***** Given entries

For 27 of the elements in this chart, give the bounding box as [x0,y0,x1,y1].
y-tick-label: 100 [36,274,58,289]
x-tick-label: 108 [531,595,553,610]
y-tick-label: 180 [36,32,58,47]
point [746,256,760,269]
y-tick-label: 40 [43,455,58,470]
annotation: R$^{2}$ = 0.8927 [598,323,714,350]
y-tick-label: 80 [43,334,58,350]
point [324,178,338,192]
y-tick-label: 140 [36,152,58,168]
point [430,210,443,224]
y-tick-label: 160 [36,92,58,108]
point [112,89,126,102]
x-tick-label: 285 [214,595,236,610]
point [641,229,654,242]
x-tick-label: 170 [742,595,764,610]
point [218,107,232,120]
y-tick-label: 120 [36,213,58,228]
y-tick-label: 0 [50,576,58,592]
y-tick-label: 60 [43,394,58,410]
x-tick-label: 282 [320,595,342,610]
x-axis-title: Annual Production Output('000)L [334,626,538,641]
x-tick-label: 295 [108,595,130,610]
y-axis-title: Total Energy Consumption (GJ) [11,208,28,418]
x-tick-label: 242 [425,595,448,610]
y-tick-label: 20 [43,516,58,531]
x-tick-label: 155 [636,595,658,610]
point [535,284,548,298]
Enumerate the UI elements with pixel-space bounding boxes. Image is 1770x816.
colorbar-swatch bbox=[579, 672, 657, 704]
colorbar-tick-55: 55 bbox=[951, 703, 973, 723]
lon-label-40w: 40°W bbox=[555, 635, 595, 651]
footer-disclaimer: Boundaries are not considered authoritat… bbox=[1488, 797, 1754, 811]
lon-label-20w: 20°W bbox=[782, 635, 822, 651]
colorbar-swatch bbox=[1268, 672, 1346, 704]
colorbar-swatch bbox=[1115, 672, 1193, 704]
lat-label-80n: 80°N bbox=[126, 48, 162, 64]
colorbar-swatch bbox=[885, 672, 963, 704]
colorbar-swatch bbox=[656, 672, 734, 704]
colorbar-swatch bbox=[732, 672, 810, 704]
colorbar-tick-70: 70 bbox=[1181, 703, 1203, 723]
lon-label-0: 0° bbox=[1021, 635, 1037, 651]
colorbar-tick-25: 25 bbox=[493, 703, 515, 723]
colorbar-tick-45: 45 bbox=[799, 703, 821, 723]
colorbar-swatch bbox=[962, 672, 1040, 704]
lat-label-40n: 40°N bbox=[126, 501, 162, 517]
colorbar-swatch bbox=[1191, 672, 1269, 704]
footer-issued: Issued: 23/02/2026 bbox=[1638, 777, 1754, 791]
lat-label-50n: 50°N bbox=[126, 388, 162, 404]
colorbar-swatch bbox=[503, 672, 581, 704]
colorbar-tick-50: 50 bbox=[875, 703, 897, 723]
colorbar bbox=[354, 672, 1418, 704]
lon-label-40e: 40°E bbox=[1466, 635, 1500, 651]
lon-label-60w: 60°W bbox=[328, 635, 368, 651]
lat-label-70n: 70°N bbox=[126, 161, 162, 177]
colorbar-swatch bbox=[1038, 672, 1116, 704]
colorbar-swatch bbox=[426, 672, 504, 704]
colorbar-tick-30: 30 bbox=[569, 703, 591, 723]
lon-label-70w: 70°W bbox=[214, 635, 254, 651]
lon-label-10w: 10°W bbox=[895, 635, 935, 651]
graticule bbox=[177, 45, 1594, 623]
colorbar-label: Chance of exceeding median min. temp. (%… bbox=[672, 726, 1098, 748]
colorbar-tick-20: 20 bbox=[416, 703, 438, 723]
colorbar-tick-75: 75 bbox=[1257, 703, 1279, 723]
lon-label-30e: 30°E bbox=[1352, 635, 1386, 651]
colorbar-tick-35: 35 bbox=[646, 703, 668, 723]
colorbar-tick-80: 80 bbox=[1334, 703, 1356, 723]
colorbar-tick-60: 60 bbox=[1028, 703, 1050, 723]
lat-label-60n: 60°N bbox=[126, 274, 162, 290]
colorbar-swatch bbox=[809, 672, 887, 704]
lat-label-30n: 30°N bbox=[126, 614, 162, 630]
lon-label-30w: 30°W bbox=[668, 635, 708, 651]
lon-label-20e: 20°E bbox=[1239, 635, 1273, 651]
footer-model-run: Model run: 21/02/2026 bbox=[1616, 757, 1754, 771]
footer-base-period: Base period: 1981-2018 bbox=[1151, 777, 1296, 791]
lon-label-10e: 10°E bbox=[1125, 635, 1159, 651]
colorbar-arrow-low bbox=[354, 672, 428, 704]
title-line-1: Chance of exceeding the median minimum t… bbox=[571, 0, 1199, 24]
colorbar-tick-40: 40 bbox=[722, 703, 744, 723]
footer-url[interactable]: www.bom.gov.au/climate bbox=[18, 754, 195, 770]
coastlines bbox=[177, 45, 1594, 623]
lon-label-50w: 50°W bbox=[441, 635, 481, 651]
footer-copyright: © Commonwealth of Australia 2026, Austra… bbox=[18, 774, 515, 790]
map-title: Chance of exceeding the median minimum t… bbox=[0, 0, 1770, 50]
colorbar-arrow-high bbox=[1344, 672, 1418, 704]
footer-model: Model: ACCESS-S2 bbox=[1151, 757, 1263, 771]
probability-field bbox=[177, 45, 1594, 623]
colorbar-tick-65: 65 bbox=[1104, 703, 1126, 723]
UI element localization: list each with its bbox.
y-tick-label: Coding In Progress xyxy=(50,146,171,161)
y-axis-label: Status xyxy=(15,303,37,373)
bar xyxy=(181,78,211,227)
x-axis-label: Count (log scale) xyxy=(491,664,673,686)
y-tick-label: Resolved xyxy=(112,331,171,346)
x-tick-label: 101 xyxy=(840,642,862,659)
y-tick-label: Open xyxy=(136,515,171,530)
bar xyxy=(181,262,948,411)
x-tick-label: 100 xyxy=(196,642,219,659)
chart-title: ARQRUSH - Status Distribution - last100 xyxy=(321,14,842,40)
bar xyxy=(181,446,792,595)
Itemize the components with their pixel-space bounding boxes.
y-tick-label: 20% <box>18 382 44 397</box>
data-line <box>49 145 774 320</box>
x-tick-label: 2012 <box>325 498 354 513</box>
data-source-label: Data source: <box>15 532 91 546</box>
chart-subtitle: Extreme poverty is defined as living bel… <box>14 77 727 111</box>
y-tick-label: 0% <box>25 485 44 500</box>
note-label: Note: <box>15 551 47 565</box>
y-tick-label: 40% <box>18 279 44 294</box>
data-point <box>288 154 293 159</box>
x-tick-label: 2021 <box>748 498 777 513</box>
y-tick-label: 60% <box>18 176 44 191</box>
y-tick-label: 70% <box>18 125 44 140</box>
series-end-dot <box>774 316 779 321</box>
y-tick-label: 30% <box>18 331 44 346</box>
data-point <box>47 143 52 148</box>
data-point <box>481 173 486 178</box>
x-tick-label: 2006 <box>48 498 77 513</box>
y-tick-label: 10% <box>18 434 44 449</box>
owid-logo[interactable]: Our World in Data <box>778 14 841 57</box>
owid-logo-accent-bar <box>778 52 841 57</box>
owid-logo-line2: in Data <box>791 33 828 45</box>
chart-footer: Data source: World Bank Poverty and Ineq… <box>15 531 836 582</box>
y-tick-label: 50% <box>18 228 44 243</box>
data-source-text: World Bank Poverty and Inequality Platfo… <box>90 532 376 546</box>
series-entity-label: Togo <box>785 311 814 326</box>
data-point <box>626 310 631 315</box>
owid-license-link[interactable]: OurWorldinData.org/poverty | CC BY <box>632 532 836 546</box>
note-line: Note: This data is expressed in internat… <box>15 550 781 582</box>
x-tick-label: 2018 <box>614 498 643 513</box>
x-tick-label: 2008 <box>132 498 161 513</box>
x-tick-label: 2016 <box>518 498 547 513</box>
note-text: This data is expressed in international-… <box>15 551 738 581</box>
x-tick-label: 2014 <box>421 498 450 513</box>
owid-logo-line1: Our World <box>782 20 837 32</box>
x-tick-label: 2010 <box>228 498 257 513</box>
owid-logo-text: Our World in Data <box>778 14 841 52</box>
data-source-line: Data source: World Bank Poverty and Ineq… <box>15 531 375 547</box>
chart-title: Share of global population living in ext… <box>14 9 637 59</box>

**********

**What is being asked**
Arrange the records from the first line through the line containing "footer-issued: Issued: 23/02/2026", both included, as a JSON list of strings with one string per line and no blank lines.

**Completed task**
[
  "For 27 of the elements in this chart, give the bounding box as [x0,y0,x1,y1].",
  "y-tick-label: 100 [36,274,58,289]",
  "x-tick-label: 108 [531,595,553,610]",
  "y-tick-label: 180 [36,32,58,47]",
  "point [746,256,760,269]",
  "y-tick-label: 40 [43,455,58,470]",
  "annotation: R$^{2}$ = 0.8927 [598,323,714,350]",
  "y-tick-label: 80 [43,334,58,350]",
  "point [324,178,338,192]",
  "y-tick-label: 140 [36,152,58,168]",
  "point [430,210,443,224]",
  "y-tick-label: 160 [36,92,58,108]",
  "point [112,89,126,102]",
  "x-tick-label: 285 [214,595,236,610]",
  "point [641,229,654,242]",
  "x-tick-label: 170 [742,595,764,610]",
  "point [218,107,232,120]",
  "y-tick-label: 120 [36,213,58,228]",
  "y-tick-label: 0 [50,576,58,592]",
  "y-tick-label: 60 [43,394,58,410]",
  "x-tick-label: 282 [320,595,342,610]",
  "x-axis-title: Annual Production Output('000)L [334,626,538,641]",
  "x-tick-label: 295 [108,595,130,610]",
  "y-axis-title: Total Energy Consumption (GJ) [11,208,28,418]",
  "x-tick-label: 242 [425,595,448,610]",
  "y-tick-label: 20 [43,516,58,531]",
  "x-tick-label: 155 [636,595,658,610]",
  "point [535,284,548,298]",
  "Enumerate the UI elements with pixel-space bounding boxes. Image is 1770x816.",
  "colorbar-swatch bbox=[579, 672, 657, 704]",
  "colorbar-tick-55: 55 bbox=[951, 703, 973, 723]",
  "lon-label-40w: 40°W bbox=[555, 635, 595, 651]",
  "footer-disclaimer: Boundaries are not considered authoritat… bbox=[1488, 797, 1754, 811]",
  "lon-label-20w: 20°W bbox=[782, 635, 822, 651]",
  "colorbar-swatch bbox=[1268, 672, 1346, 704]",
  "colorbar-swatch bbox=[1115, 672, 1193, 704]",
  "lat-label-80n: 80°N bbox=[126, 48, 162, 64]",
  "colorbar-swatch bbox=[885, 672, 963, 704]",
  "colorbar-swatch bbox=[656, 672, 734, 704]",
  "colorbar-swatch bbox=[732, 672, 810, 704]",
  "colorbar-tick-70: 70 bbox=[1181, 703, 1203, 723]",
  "lon-label-0: 0° bbox=[1021, 635, 1037, 651]",
  "colorbar-tick-25: 25 bbox=[493, 703, 515, 723]",
  "colorbar-tick-45: 45 bbox=[799, 703, 821, 723]",
  "colorbar-swatch bbox=[962, 672, 1040, 704]",
  "lat-label-40n: 40°N bbox=[126, 501, 162, 517]",
  "colorbar-swatch bbox=[1191, 672, 1269, 704]",
  "footer-issued: Issued: 23/02/2026 bbox=[1638, 777, 1754, 791]"
]